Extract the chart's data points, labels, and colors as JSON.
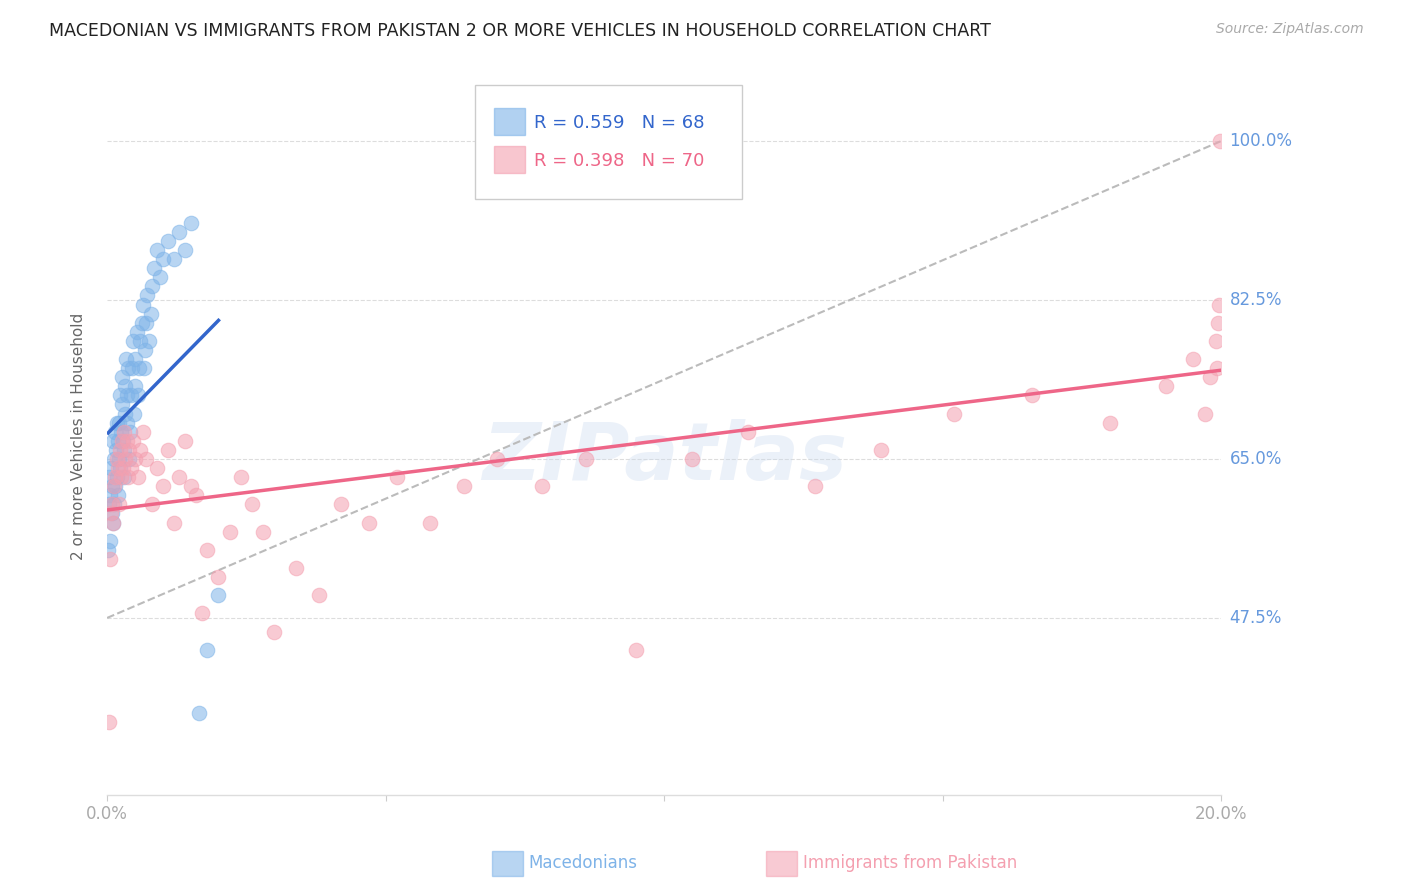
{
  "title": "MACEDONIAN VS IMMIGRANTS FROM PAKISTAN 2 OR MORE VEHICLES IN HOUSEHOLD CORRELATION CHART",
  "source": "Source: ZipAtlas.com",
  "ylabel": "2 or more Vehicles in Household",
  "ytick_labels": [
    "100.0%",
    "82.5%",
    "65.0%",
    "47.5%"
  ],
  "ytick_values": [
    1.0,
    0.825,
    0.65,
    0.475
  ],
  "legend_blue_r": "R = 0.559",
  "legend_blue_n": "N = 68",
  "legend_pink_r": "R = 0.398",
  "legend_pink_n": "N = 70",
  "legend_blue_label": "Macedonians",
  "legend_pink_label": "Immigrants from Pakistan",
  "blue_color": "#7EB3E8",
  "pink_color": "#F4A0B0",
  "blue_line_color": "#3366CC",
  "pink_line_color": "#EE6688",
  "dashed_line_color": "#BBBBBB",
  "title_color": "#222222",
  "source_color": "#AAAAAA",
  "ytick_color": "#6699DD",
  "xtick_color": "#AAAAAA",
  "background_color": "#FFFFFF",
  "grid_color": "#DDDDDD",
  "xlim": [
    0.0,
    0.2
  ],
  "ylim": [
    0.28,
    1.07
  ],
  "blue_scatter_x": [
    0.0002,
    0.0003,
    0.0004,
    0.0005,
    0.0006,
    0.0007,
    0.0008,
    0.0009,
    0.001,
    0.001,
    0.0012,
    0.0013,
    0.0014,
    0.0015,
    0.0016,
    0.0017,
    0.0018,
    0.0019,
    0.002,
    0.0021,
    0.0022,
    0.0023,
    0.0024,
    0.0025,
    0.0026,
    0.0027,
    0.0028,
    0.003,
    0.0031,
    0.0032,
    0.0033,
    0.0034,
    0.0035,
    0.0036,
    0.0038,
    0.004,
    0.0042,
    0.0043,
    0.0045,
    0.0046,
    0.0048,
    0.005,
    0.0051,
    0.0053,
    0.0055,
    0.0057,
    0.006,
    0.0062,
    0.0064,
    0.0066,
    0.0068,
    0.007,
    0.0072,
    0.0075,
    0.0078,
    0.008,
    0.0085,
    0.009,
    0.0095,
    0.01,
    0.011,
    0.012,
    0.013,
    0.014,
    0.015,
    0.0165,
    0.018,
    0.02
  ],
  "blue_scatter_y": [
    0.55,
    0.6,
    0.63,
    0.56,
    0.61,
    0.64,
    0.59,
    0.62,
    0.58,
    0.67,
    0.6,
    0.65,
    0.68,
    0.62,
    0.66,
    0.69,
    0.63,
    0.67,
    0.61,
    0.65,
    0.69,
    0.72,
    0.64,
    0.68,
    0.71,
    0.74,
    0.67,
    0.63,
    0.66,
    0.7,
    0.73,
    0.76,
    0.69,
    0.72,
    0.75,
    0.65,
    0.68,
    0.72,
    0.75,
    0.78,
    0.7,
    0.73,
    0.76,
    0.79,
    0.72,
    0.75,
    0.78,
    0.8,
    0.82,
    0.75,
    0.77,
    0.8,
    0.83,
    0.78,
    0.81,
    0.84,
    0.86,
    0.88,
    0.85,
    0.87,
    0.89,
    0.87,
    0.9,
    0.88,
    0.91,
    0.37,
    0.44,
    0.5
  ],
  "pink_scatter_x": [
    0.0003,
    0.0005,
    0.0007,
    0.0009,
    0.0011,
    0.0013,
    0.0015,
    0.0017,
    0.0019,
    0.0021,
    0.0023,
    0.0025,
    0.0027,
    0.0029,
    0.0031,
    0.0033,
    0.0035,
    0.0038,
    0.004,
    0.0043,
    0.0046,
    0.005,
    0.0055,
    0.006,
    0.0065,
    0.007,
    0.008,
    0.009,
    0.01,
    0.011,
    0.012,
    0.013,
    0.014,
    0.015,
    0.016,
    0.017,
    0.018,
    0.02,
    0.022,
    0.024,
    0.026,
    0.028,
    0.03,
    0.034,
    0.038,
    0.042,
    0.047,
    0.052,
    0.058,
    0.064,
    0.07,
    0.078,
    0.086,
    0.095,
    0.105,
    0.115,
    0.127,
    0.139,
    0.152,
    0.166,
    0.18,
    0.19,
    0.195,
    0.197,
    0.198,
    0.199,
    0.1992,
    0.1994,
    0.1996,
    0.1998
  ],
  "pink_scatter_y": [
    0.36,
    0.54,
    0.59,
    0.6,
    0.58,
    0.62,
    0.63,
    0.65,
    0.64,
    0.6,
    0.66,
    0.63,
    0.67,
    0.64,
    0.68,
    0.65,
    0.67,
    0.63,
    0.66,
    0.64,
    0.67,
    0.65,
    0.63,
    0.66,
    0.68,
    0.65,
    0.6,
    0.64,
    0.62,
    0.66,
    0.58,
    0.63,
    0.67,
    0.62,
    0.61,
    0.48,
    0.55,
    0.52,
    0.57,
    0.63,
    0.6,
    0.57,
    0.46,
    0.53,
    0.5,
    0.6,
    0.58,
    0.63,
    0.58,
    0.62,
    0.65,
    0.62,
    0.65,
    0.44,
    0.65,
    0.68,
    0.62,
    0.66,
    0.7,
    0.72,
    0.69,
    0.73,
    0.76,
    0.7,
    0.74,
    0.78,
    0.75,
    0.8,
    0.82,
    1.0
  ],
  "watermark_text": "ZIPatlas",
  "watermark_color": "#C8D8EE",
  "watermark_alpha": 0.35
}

+ + + + + + +

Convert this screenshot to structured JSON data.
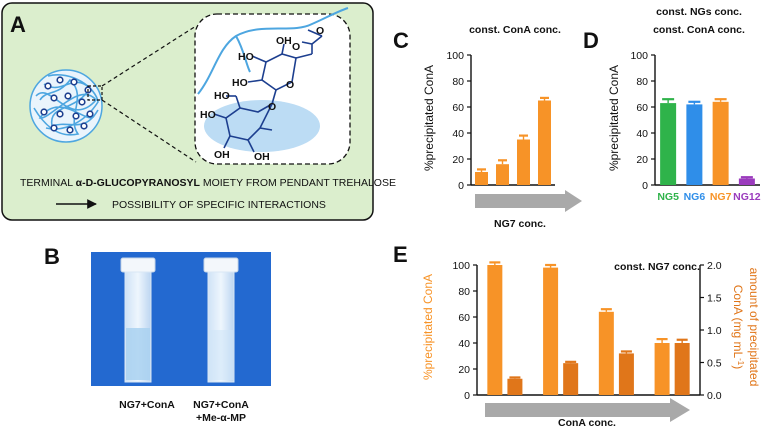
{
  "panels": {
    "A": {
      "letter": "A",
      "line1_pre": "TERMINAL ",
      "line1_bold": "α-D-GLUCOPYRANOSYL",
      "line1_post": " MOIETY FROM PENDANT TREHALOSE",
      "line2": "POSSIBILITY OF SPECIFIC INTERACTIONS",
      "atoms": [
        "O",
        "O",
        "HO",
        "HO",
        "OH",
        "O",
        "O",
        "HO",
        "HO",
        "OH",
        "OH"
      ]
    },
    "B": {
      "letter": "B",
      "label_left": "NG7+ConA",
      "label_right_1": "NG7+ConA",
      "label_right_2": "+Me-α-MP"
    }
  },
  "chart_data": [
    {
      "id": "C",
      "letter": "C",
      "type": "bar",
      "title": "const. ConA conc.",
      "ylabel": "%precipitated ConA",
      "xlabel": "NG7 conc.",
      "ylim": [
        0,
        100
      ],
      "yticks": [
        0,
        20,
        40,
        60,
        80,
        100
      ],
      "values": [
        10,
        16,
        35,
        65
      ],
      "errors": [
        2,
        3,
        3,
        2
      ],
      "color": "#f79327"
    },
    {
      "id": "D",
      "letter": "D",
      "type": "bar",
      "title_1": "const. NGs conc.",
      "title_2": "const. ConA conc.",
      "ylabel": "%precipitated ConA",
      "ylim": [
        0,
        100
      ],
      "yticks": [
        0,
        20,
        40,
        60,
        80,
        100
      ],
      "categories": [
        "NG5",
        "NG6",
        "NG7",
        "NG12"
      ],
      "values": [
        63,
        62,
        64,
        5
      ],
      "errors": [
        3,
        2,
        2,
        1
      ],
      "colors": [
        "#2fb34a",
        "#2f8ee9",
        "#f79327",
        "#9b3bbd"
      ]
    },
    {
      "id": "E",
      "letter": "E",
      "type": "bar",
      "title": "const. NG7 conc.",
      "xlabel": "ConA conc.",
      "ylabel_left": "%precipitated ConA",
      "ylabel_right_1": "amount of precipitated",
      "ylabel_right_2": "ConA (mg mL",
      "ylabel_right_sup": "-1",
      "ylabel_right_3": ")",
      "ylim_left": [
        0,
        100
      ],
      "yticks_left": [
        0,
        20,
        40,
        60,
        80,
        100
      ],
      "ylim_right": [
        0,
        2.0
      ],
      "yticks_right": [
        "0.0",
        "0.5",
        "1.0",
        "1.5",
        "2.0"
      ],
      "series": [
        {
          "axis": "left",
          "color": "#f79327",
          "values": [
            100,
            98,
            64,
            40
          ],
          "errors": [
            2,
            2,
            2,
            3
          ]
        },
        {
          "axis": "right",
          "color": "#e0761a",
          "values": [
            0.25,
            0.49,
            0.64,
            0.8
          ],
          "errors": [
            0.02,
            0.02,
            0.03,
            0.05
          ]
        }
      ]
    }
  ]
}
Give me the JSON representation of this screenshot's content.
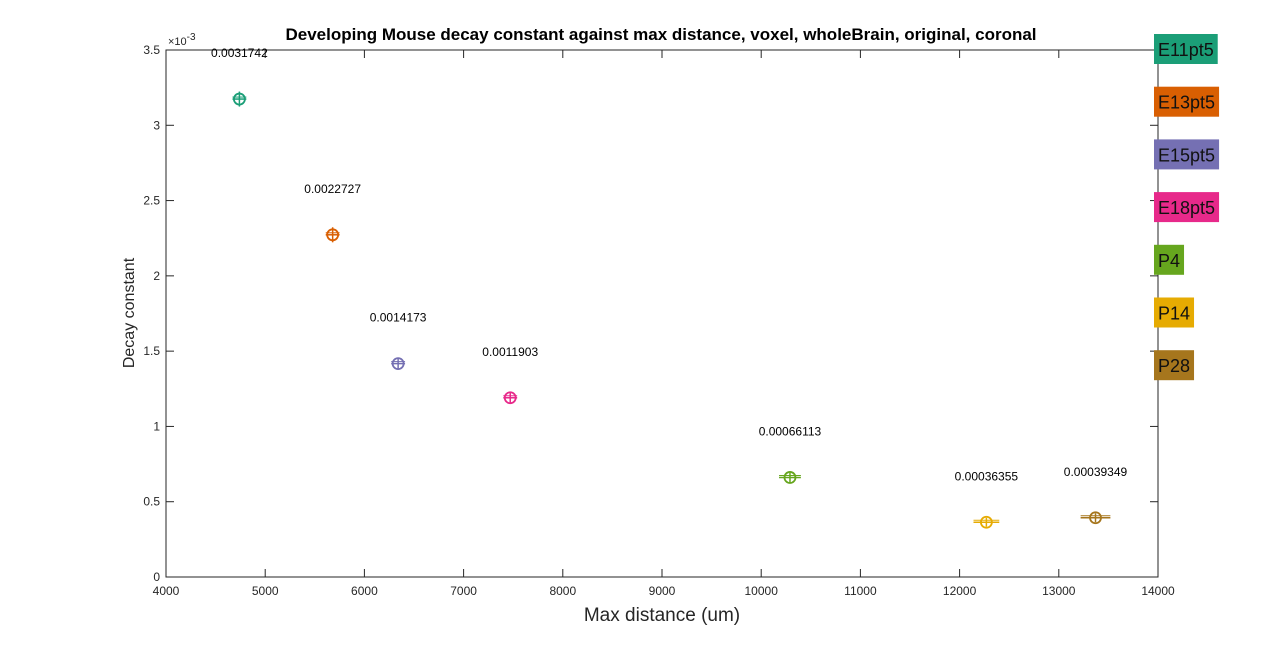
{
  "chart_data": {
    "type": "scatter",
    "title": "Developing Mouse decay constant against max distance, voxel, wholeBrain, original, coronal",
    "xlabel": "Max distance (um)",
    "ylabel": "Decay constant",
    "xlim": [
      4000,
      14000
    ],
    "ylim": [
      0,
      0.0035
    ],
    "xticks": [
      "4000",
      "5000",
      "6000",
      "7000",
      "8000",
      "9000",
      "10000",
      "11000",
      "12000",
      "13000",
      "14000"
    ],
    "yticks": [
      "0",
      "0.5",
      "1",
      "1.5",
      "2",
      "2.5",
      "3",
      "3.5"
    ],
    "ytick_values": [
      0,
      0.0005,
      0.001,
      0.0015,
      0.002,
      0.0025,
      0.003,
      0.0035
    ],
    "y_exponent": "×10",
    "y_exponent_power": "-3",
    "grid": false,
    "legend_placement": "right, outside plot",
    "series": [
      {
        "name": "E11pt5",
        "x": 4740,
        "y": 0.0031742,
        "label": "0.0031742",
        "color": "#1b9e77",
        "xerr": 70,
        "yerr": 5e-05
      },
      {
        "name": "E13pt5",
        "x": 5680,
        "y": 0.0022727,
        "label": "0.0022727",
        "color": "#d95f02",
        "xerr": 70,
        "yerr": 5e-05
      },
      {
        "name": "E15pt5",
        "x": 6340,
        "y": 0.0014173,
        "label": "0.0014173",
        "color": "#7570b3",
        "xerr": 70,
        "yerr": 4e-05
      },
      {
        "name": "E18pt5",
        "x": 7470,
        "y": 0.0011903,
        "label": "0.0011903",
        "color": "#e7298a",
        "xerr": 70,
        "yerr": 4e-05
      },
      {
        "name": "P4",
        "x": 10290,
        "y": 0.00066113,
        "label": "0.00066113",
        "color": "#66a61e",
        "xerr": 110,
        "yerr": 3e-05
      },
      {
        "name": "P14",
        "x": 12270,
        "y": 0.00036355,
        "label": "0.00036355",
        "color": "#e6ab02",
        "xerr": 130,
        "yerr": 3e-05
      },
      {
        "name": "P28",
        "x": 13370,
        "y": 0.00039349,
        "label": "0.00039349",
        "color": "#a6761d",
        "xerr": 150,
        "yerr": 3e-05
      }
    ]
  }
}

+ + + + + + +

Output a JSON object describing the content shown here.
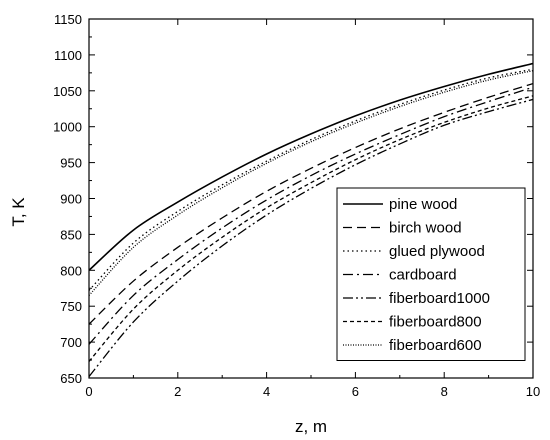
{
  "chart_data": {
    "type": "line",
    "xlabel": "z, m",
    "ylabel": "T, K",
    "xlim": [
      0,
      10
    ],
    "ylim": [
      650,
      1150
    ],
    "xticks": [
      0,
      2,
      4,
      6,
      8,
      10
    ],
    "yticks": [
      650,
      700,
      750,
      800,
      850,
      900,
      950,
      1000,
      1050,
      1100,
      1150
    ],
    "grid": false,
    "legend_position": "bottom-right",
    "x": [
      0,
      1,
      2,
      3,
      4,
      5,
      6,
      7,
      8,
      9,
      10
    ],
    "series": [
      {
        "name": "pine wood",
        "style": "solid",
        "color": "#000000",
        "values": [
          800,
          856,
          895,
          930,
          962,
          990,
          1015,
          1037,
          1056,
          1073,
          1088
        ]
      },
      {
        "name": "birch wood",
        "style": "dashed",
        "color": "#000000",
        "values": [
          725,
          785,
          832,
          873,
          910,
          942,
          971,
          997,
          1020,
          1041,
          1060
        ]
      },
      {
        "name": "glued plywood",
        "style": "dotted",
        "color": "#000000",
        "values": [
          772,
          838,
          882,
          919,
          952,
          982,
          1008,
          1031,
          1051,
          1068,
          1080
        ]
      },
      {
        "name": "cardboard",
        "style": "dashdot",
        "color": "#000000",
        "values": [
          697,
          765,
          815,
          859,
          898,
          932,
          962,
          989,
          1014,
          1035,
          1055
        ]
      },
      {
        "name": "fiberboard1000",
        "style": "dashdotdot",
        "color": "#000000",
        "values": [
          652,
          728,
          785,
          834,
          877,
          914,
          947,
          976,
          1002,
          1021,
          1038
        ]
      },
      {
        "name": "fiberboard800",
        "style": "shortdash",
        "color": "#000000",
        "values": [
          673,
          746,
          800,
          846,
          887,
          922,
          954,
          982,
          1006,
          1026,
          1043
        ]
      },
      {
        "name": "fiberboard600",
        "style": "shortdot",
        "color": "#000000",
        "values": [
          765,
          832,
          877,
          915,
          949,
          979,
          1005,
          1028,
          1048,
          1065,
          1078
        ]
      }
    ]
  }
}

+ + + + + + +

TASK GOAL:
Lines holding the word "distance" in the entries above are the ones to pull out. Copy them all.

EXERCISE SOLUTION:
    "title": "Developing Mouse decay constant against max distance, voxel, wholeBrain, original, coronal",
    "xlabel": "Max distance (um)",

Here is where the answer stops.